* [Written task]
Comb through the entries for "desc" and pull out each line that holds it.

* [Supplied data]
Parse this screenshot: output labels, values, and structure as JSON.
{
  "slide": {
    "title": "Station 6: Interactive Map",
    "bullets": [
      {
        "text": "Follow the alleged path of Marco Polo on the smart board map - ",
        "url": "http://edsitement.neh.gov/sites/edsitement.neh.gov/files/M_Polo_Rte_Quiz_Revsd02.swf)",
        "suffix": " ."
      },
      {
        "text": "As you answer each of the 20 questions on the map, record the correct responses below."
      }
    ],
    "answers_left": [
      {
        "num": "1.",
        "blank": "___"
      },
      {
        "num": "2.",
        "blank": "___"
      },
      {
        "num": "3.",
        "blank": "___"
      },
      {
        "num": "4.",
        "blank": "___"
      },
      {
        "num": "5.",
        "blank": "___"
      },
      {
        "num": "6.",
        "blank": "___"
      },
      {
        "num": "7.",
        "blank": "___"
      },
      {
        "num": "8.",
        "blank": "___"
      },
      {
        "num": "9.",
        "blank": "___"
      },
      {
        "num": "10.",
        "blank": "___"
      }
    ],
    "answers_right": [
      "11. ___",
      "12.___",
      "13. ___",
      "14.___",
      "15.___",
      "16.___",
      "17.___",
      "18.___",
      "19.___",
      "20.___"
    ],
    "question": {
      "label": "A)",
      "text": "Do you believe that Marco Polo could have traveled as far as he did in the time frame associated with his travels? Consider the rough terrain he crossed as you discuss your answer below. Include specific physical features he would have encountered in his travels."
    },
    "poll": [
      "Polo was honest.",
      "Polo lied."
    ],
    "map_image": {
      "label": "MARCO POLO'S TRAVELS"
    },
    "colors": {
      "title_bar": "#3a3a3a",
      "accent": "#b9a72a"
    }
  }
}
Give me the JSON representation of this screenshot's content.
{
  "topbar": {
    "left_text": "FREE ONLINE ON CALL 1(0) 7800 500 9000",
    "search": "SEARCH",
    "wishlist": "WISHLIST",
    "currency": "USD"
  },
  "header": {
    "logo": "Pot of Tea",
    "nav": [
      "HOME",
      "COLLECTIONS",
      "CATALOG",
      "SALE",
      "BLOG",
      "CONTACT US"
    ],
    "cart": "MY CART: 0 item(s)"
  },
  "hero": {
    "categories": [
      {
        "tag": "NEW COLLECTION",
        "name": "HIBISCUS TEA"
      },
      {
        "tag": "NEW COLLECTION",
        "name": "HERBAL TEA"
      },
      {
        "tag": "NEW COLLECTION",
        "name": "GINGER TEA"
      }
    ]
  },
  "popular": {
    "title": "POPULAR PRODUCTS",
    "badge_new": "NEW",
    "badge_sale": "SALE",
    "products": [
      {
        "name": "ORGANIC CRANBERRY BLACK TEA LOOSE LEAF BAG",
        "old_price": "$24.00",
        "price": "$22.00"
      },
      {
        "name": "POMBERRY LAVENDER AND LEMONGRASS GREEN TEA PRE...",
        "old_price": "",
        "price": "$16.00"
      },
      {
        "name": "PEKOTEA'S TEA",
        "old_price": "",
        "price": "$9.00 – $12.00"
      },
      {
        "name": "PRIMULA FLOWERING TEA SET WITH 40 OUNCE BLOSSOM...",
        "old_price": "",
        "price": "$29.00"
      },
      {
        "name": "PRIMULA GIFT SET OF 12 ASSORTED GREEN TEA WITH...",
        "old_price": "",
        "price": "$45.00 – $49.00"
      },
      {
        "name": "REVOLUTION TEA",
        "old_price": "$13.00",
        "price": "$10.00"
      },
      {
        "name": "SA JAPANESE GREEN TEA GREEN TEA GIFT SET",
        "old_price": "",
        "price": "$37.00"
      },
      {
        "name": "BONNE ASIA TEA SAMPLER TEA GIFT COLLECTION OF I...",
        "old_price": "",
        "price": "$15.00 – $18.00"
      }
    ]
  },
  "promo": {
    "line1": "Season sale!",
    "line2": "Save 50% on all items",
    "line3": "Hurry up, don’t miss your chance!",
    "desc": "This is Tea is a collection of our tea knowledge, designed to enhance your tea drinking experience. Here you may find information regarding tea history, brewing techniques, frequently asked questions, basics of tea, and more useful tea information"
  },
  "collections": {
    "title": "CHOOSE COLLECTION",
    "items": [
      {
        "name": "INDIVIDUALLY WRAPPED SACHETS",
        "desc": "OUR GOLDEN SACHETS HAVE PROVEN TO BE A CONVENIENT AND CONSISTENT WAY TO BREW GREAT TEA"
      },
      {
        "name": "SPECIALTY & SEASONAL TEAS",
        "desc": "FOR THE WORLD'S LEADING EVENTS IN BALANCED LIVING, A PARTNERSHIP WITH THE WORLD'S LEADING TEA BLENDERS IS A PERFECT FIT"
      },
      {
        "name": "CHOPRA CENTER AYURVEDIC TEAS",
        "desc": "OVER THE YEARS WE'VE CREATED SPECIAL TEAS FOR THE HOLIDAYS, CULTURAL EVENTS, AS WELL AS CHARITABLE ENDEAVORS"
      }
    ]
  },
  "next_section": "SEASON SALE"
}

* [Solved problem]
    "desc": "This is Tea is a collection of our tea knowledge, designed to enhance your tea drinking experience. Here you may find information regarding tea history, brewing techniques, frequently asked questions, basics of tea, and more useful tea information"
        "desc": "OUR GOLDEN SACHETS HAVE PROVEN TO BE A CONVENIENT AND CONSISTENT WAY TO BREW GREAT TEA"
        "desc": "FOR THE WORLD'S LEADING EVENTS IN BALANCED LIVING, A PARTNERSHIP WITH THE WORLD'S LEADING TEA BLENDERS IS A PERFECT FIT"
        "desc": "OVER THE YEARS WE'VE CREATED SPECIAL TEAS FOR THE HOLIDAYS, CULTURAL EVENTS, AS WELL AS CHARITABLE ENDEAVORS"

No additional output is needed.